## The request
Each line below that contains "Número" counts once; report the total and nothing more.

## Task data
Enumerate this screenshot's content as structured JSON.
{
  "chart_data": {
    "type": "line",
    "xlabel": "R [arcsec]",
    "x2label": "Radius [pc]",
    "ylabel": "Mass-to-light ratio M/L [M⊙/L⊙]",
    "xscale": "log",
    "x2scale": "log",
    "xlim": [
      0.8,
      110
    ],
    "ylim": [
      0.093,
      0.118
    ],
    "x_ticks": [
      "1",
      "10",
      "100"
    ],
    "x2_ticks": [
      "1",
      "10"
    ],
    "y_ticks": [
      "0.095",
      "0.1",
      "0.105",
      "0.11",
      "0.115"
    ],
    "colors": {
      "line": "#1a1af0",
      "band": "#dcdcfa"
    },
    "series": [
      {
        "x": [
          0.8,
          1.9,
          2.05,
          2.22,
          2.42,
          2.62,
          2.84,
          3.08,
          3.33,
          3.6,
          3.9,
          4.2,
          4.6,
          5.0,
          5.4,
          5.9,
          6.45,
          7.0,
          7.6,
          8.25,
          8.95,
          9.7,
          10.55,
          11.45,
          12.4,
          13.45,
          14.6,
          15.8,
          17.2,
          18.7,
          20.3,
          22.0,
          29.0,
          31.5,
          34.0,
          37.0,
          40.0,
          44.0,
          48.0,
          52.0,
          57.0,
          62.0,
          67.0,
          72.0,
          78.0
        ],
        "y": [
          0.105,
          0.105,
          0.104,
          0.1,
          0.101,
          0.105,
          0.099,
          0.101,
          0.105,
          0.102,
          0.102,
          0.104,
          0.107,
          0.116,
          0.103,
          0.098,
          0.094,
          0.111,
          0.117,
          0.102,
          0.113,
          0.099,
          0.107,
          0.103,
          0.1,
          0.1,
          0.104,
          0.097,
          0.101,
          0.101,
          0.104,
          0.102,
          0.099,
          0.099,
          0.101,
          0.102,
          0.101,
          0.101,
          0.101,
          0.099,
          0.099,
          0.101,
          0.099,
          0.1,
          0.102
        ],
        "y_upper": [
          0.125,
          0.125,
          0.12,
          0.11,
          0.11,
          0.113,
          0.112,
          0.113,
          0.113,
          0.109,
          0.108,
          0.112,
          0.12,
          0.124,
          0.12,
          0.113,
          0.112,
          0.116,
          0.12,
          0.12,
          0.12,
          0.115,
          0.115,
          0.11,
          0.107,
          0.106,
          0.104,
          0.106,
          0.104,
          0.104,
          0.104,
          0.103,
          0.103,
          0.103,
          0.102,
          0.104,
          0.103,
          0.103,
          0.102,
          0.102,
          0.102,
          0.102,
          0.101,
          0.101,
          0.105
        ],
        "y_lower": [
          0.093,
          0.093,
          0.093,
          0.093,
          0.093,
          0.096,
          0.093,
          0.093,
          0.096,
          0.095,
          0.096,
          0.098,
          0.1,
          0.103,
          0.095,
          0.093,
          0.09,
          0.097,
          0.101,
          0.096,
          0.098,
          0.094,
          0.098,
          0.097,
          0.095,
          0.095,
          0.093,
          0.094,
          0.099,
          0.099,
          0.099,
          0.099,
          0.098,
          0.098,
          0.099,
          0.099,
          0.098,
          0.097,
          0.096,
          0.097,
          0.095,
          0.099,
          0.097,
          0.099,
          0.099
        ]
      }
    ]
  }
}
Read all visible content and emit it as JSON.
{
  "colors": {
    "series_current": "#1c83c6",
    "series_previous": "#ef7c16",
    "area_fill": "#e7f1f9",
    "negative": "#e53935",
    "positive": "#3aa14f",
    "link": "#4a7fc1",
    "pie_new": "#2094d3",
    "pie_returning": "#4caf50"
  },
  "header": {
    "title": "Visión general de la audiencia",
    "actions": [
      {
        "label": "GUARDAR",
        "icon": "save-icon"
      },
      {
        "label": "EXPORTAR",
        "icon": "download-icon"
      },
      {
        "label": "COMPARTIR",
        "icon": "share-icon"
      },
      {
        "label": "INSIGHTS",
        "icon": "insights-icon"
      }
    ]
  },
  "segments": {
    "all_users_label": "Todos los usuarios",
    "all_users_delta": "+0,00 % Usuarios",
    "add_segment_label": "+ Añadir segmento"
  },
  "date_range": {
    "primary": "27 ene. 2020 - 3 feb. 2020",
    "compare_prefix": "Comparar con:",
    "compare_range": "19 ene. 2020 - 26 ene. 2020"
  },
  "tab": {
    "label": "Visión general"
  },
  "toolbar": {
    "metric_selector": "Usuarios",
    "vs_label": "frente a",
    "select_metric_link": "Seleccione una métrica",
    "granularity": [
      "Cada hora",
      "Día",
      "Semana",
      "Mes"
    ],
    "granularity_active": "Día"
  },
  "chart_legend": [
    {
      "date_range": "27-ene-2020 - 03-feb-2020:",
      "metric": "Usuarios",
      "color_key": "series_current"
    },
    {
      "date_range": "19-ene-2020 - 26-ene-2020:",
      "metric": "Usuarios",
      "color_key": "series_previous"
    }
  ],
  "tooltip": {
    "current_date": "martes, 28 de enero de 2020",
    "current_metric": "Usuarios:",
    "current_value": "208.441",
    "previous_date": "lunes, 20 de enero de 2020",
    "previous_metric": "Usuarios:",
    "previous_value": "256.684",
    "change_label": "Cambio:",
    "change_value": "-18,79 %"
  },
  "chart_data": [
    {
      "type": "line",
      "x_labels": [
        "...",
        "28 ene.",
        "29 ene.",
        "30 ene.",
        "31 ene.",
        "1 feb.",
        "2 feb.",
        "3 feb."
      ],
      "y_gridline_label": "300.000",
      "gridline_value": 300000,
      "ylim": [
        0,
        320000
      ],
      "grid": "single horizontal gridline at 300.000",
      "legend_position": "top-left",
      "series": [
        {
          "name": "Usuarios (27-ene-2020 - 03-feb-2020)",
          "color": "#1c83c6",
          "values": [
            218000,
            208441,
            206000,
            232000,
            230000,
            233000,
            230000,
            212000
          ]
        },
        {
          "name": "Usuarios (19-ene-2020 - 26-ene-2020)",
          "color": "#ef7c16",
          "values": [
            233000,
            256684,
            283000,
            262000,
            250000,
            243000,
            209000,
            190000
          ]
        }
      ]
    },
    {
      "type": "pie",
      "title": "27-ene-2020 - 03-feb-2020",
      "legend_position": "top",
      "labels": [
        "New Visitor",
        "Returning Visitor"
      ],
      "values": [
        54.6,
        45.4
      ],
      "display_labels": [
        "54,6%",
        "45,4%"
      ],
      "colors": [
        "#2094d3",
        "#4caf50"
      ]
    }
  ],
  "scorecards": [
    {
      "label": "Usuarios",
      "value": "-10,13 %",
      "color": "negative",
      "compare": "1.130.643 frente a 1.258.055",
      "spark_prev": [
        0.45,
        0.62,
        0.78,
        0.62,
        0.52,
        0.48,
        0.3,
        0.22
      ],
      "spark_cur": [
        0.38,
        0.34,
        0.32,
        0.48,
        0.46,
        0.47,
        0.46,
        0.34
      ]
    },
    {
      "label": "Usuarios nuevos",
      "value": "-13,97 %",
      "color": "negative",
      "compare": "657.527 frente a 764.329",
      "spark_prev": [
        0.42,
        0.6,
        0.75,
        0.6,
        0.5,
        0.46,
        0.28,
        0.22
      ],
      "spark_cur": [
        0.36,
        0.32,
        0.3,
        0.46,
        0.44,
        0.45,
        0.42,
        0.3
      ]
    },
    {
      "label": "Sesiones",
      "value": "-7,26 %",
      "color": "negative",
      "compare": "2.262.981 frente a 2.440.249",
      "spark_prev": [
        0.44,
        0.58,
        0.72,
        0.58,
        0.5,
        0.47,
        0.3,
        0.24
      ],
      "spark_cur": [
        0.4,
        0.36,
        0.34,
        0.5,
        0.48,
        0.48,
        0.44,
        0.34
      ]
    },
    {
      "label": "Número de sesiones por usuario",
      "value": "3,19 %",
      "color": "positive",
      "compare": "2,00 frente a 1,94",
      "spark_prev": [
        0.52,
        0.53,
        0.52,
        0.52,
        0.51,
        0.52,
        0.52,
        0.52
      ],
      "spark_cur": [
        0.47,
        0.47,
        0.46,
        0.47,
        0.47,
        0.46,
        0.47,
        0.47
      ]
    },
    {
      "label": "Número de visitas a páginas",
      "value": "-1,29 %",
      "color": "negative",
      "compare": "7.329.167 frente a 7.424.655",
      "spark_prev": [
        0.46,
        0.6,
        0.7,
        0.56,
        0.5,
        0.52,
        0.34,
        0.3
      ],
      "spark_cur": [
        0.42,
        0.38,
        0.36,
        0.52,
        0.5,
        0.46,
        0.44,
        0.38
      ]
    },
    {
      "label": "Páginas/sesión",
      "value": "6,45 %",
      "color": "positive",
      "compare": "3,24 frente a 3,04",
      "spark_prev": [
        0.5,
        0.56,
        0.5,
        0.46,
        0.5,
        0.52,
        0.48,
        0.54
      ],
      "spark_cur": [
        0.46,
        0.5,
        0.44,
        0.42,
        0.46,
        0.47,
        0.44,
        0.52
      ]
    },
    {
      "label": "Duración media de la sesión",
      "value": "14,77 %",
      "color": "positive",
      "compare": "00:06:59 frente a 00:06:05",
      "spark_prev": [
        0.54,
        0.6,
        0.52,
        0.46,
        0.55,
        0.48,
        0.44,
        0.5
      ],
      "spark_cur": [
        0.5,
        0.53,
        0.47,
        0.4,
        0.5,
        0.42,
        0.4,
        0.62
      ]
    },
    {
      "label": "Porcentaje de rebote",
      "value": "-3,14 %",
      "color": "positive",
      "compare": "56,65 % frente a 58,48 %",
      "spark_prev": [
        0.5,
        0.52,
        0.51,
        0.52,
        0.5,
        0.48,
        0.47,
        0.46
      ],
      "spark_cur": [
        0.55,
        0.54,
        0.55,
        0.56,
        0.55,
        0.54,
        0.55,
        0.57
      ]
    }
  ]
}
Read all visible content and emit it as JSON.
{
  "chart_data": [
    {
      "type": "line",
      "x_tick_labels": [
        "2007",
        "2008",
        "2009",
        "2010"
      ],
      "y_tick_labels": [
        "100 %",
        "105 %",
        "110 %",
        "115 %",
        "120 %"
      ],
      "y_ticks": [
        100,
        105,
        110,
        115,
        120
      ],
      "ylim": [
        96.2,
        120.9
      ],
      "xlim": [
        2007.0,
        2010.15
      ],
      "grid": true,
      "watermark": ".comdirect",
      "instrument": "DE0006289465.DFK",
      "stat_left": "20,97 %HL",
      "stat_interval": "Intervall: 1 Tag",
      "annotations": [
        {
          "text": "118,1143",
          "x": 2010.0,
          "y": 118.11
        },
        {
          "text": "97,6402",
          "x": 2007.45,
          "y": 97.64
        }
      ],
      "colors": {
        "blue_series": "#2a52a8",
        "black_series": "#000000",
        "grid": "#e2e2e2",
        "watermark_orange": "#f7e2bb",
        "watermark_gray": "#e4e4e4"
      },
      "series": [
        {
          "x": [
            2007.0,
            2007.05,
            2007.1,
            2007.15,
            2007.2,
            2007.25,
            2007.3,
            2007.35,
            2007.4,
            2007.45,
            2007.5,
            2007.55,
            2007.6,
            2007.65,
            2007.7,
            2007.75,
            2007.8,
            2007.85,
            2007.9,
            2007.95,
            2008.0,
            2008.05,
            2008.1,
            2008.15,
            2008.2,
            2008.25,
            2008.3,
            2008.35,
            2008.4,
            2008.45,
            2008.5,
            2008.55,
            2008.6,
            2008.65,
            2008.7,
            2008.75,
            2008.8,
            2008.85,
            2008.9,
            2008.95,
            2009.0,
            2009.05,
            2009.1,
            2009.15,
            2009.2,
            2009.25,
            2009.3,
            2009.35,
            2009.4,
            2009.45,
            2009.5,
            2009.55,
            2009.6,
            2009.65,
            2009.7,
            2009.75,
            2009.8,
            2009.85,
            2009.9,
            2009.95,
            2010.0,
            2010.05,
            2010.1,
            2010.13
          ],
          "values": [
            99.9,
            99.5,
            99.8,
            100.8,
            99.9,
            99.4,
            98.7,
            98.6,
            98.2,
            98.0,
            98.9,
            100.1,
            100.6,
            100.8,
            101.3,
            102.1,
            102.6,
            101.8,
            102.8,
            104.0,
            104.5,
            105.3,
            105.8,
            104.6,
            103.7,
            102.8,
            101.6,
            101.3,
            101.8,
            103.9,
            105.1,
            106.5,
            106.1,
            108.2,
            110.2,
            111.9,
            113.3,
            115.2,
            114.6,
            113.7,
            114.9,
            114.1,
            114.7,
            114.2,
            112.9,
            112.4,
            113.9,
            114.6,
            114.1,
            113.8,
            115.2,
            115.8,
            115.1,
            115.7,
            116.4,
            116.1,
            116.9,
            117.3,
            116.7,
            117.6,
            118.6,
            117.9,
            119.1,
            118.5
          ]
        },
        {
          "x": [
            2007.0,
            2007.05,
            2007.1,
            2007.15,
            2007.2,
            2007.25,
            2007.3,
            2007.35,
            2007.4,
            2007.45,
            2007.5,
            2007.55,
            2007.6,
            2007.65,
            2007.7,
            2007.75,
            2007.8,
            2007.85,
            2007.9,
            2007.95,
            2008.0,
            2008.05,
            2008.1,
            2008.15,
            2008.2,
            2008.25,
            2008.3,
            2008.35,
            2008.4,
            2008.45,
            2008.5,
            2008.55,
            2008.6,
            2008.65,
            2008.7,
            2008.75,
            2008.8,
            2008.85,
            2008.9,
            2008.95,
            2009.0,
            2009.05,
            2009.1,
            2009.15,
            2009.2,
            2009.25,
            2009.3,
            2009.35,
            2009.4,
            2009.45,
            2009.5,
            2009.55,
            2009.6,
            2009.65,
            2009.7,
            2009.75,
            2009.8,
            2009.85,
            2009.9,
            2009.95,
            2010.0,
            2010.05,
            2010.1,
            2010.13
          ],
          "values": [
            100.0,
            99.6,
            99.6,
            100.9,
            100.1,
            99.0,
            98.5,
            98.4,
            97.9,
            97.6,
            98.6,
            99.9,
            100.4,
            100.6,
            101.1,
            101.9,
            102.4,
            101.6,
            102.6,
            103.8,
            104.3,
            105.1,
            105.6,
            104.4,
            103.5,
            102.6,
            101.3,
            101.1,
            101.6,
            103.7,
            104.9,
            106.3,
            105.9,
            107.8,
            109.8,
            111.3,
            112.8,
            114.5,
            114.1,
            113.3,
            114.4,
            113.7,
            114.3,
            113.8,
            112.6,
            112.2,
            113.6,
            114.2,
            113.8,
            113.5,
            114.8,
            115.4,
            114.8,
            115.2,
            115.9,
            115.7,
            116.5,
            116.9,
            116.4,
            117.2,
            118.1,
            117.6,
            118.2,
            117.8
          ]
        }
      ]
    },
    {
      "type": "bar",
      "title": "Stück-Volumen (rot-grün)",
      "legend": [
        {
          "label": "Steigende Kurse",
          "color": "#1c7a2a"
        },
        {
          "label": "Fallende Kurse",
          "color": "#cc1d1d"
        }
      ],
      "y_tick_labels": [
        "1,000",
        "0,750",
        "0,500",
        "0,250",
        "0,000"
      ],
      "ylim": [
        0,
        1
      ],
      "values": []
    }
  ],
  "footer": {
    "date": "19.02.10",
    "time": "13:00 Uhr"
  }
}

## Expected output
2